# START OF Records shown
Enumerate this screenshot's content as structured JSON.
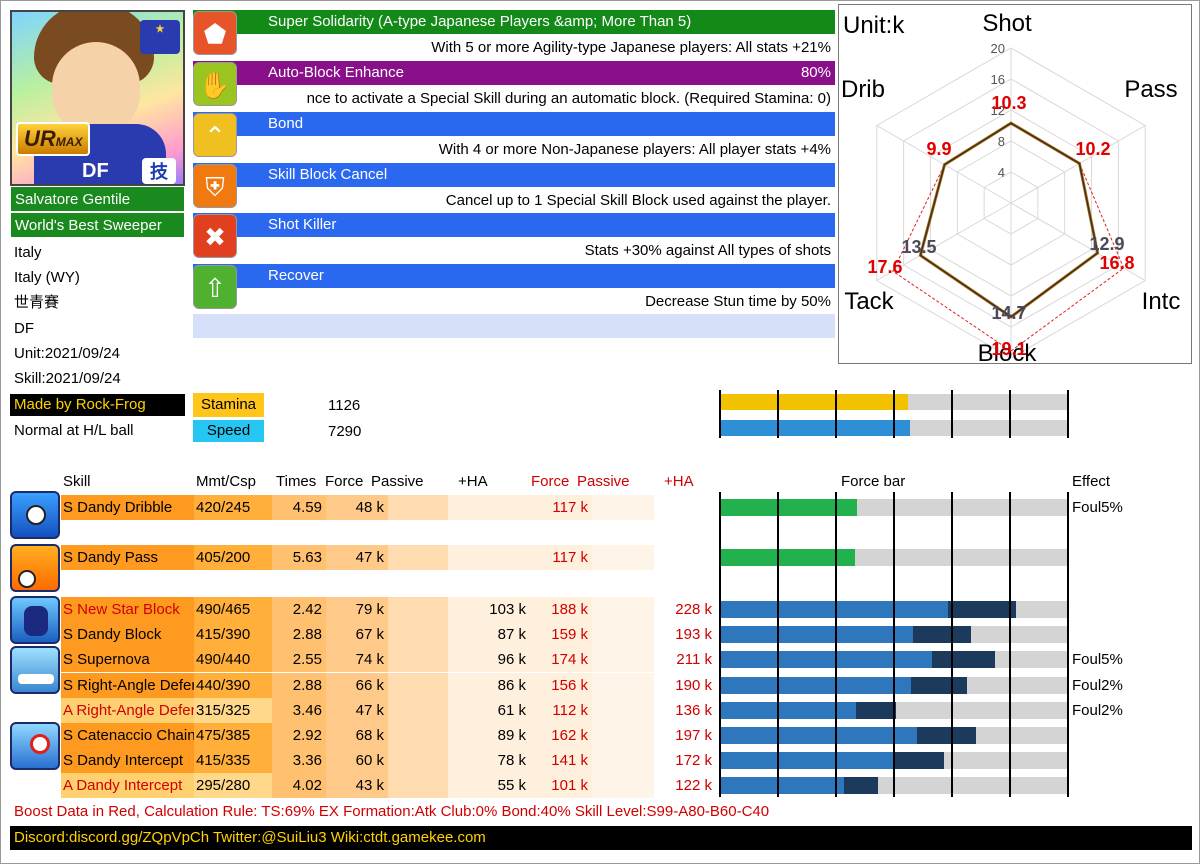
{
  "card": {
    "rarity": "UR",
    "rarity_suffix": "MAX",
    "position_badge": "DF",
    "type_badge": "技",
    "name": "Salvatore Gentile",
    "title": "World's Best Sweeper",
    "info": [
      "Italy",
      "Italy (WY)",
      "世青賽",
      "DF",
      "Unit:2021/09/24",
      "Skill:2021/09/24"
    ],
    "author": "Made by Rock-Frog",
    "ball_note": "Normal at H/L ball"
  },
  "stats": {
    "stamina_label": "Stamina",
    "stamina_value": "1126",
    "speed_label": "Speed",
    "speed_value": "7290",
    "stamina_fill": 0.54,
    "speed_fill": 0.546
  },
  "passives": [
    {
      "name": "Super Solidarity (A-type Japanese Players &amp; More Than 5)",
      "value": "",
      "desc": "With 5 or more Agility-type Japanese players: All stats +21%",
      "color": "#138a17",
      "icon": "pentagon-icon"
    },
    {
      "name": "Auto-Block Enhance",
      "value": "80%",
      "desc": "nce to activate a Special Skill during an automatic block. (Required Stamina: 0)",
      "color": "#8a0f8a",
      "icon": "auto-block-icon"
    },
    {
      "name": "Bond",
      "value": "",
      "desc": "With 4 or more Non-Japanese players: All player stats +4%",
      "color": "#2a68f0",
      "icon": "chevron-up-icon"
    },
    {
      "name": "Skill Block Cancel",
      "value": "",
      "desc": "Cancel up to 1 Special Skill Block used against the player.",
      "color": "#2a68f0",
      "icon": "block-cancel-icon"
    },
    {
      "name": "Shot Killer",
      "value": "",
      "desc": "Stats +30% against All types of shots",
      "color": "#2a68f0",
      "icon": "shot-killer-icon"
    },
    {
      "name": "Recover",
      "value": "",
      "desc": "Decrease Stun time by 50%",
      "color": "#2a68f0",
      "icon": "recover-icon"
    }
  ],
  "radar": {
    "unit": "Unit:k",
    "axes": [
      "Shot",
      "Pass",
      "Intc",
      "Block",
      "Tack",
      "Drib"
    ],
    "ticks": [
      "4",
      "8",
      "12",
      "16",
      "20"
    ],
    "base_values": [
      10.3,
      10.2,
      12.9,
      14.7,
      13.5,
      9.9
    ],
    "boost_values": [
      null,
      null,
      16.8,
      19.1,
      17.6,
      null
    ],
    "base_labels": [
      "10.3",
      "10.2",
      "12.9",
      "14.7",
      "13.5",
      "9.9"
    ],
    "boost_labels": [
      "",
      "",
      "16.8",
      "19.1",
      "17.6",
      ""
    ],
    "max": 20
  },
  "table": {
    "headers": {
      "skill": "Skill",
      "mmt": "Mmt/Csp",
      "times": "Times",
      "force": "Force",
      "passive": "Passive",
      "ha": "+HA",
      "rforce": "Force",
      "rpassive": "Passive",
      "rha": "+HA",
      "bar": "Force bar",
      "effect": "Effect"
    },
    "rows": [
      {
        "name": "S Dandy Dribble",
        "mmt": "420/245",
        "times": "4.59",
        "force": "48  k",
        "ha": "",
        "rforce": "117  k",
        "rha": "",
        "effect": "Foul5%",
        "name_red": false,
        "bar_color": "#22b14c",
        "fill": 0.395,
        "fill2": 0
      },
      {
        "name": "S Dandy Pass",
        "mmt": "405/200",
        "times": "5.63",
        "force": "47  k",
        "ha": "",
        "rforce": "117  k",
        "rha": "",
        "effect": "",
        "name_red": false,
        "bar_color": "#22b14c",
        "fill": 0.387,
        "fill2": 0
      },
      {
        "name": "S New Star Block",
        "mmt": "490/465",
        "times": "2.42",
        "force": "79  k",
        "ha": "103  k",
        "rforce": "188  k",
        "rha": "228  k",
        "effect": "",
        "name_red": true,
        "bar_color": "#2e77bd",
        "fill": 0.655,
        "fill2": 0.85
      },
      {
        "name": "S Dandy Block",
        "mmt": "415/390",
        "times": "2.88",
        "force": "67  k",
        "ha": "87  k",
        "rforce": "159  k",
        "rha": "193  k",
        "effect": "",
        "name_red": false,
        "bar_color": "#2e77bd",
        "fill": 0.555,
        "fill2": 0.72
      },
      {
        "name": "S Supernova",
        "mmt": "490/440",
        "times": "2.55",
        "force": "74  k",
        "ha": "96  k",
        "rforce": "174  k",
        "rha": "211  k",
        "effect": "Foul5%",
        "name_red": false,
        "bar_color": "#2e77bd",
        "fill": 0.61,
        "fill2": 0.79
      },
      {
        "name": "S Right-Angle Defense",
        "mmt": "440/390",
        "times": "2.88",
        "force": "66  k",
        "ha": "86  k",
        "rforce": "156  k",
        "rha": "190  k",
        "effect": "Foul2%",
        "name_red": false,
        "bar_color": "#2e77bd",
        "fill": 0.548,
        "fill2": 0.71
      },
      {
        "name": "A Right-Angle Defense",
        "mmt": "315/325",
        "times": "3.46",
        "force": "47  k",
        "ha": "61  k",
        "rforce": "112  k",
        "rha": "136  k",
        "effect": "Foul2%",
        "name_red": true,
        "bar_color": "#2e77bd",
        "fill": 0.39,
        "fill2": 0.505
      },
      {
        "name": "S Catenaccio Chain",
        "mmt": "475/385",
        "times": "2.92",
        "force": "68  k",
        "ha": "89  k",
        "rforce": "162  k",
        "rha": "197  k",
        "effect": "",
        "name_red": false,
        "bar_color": "#2e77bd",
        "fill": 0.565,
        "fill2": 0.735
      },
      {
        "name": "S Dandy Intercept",
        "mmt": "415/335",
        "times": "3.36",
        "force": "60  k",
        "ha": "78  k",
        "rforce": "141  k",
        "rha": "172  k",
        "effect": "",
        "name_red": false,
        "bar_color": "#2e77bd",
        "fill": 0.498,
        "fill2": 0.645
      },
      {
        "name": "A Dandy Intercept",
        "mmt": "295/280",
        "times": "4.02",
        "force": "43  k",
        "ha": "55  k",
        "rforce": "101  k",
        "rha": "122  k",
        "effect": "",
        "name_red": true,
        "bar_color": "#2e77bd",
        "fill": 0.357,
        "fill2": 0.455
      }
    ]
  },
  "footer": {
    "boost_note": "Boost Data in Red, Calculation Rule: TS:69% EX Formation:Atk Club:0% Bond:40% Skill Level:S99-A80-B60-C40",
    "links": "Discord:discord.gg/ZQpVpCh  Twitter:@SuiLiu3  Wiki:ctdt.gamekee.com"
  }
}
# END OF Records shown
- **Exercise**
State how many lines include the string "Angle", and nothing more.

- **Finished exercise**
2